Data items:
-- BEGIN --

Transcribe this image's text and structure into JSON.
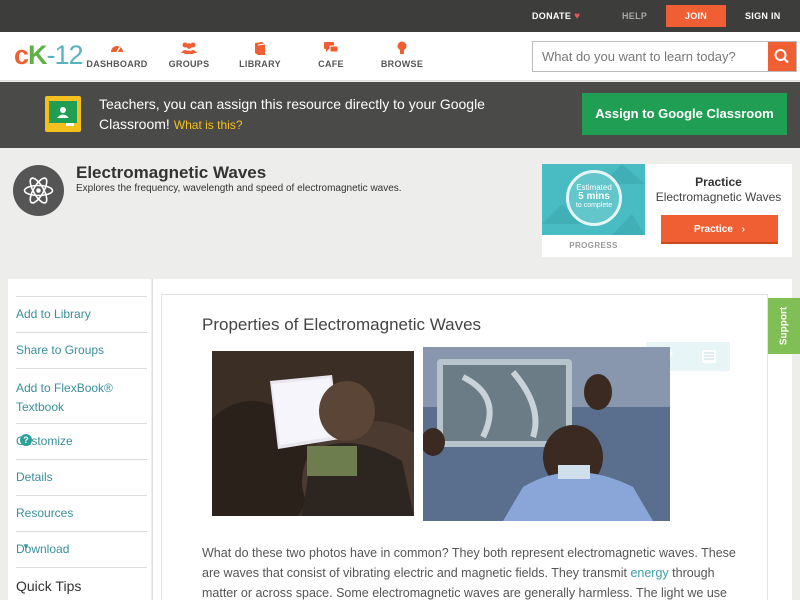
{
  "topbar": {
    "donate": "DONATE",
    "help": "HELP",
    "join": "JOIN",
    "sign_in": "SIGN IN"
  },
  "logo": {
    "c": "c",
    "k": "K",
    "rest": "-12"
  },
  "nav": {
    "items": [
      {
        "label": "DASHBOARD",
        "icon": "dashboard-gauge-icon"
      },
      {
        "label": "GROUPS",
        "icon": "groups-people-icon"
      },
      {
        "label": "LIBRARY",
        "icon": "library-book-icon"
      },
      {
        "label": "CAFE",
        "icon": "cafe-chat-icon"
      },
      {
        "label": "BROWSE",
        "icon": "browse-bulb-icon"
      }
    ]
  },
  "search": {
    "placeholder": "What do you want to learn today?",
    "value": ""
  },
  "classroom": {
    "message": "Teachers, you can assign this resource directly to your Google Classroom!",
    "what_is": "What is this?",
    "assign_label": "Assign to Google Classroom"
  },
  "concept": {
    "title": "Electromagnetic Waves",
    "description": "Explores the frequency, wavelength and speed of electromagnetic waves."
  },
  "practice": {
    "estimate_line1": "Estimated",
    "estimate_line2": "5 mins",
    "estimate_line3": "to complete",
    "progress_label": "PROGRESS",
    "label": "Practice",
    "subject": "Electromagnetic Waves",
    "button": "Practice"
  },
  "sidebar": {
    "items": [
      {
        "label": "Add to Library"
      },
      {
        "label": "Share to Groups"
      },
      {
        "label": "Add to FlexBook® Textbook"
      },
      {
        "label": "Customize"
      },
      {
        "label": "Details"
      },
      {
        "label": "Resources"
      },
      {
        "label": "Download"
      }
    ],
    "quick_tips": "Quick Tips"
  },
  "article": {
    "title": "Properties of Electromagnetic Waves",
    "body_1": "What do these two photos have in common? They both represent electromagnetic waves. These are waves that consist of vibrating electric and magnetic fields. They transmit ",
    "body_link": "energy",
    "body_2": " through matter or across space. Some electromagnetic waves are generally harmless. The light we use"
  },
  "support": "Support",
  "colors": {
    "accent_orange": "#ef5f33",
    "teal": "#48bcc2",
    "classroom_green": "#1f9e54",
    "support_green": "#7fbf55"
  }
}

-- END --

Omitting all images, retype each line of the records precisely.

* Answer in full:
Transcribe this image's text and structure into JSON.
{
  "topbar": {
    "donate": "DONATE",
    "help": "HELP",
    "join": "JOIN",
    "sign_in": "SIGN IN"
  },
  "logo": {
    "c": "c",
    "k": "K",
    "rest": "-12"
  },
  "nav": {
    "items": [
      {
        "label": "DASHBOARD",
        "icon": "dashboard-gauge-icon"
      },
      {
        "label": "GROUPS",
        "icon": "groups-people-icon"
      },
      {
        "label": "LIBRARY",
        "icon": "library-book-icon"
      },
      {
        "label": "CAFE",
        "icon": "cafe-chat-icon"
      },
      {
        "label": "BROWSE",
        "icon": "browse-bulb-icon"
      }
    ]
  },
  "search": {
    "placeholder": "What do you want to learn today?",
    "value": ""
  },
  "classroom": {
    "message": "Teachers, you can assign this resource directly to your Google Classroom!",
    "what_is": "What is this?",
    "assign_label": "Assign to Google Classroom"
  },
  "concept": {
    "title": "Electromagnetic Waves",
    "description": "Explores the frequency, wavelength and speed of electromagnetic waves."
  },
  "practice": {
    "estimate_line1": "Estimated",
    "estimate_line2": "5 mins",
    "estimate_line3": "to complete",
    "progress_label": "PROGRESS",
    "label": "Practice",
    "subject": "Electromagnetic Waves",
    "button": "Practice"
  },
  "sidebar": {
    "items": [
      {
        "label": "Add to Library"
      },
      {
        "label": "Share to Groups"
      },
      {
        "label": "Add to FlexBook® Textbook"
      },
      {
        "label": "Customize"
      },
      {
        "label": "Details"
      },
      {
        "label": "Resources"
      },
      {
        "label": "Download"
      }
    ],
    "quick_tips": "Quick Tips"
  },
  "article": {
    "title": "Properties of Electromagnetic Waves",
    "body_1": "What do these two photos have in common? They both represent electromagnetic waves. These are waves that consist of vibrating electric and magnetic fields. They transmit ",
    "body_link": "energy",
    "body_2": " through matter or across space. Some electromagnetic waves are generally harmless. The light we use"
  },
  "support": "Support",
  "colors": {
    "accent_orange": "#ef5f33",
    "teal": "#48bcc2",
    "classroom_green": "#1f9e54",
    "support_green": "#7fbf55"
  }
}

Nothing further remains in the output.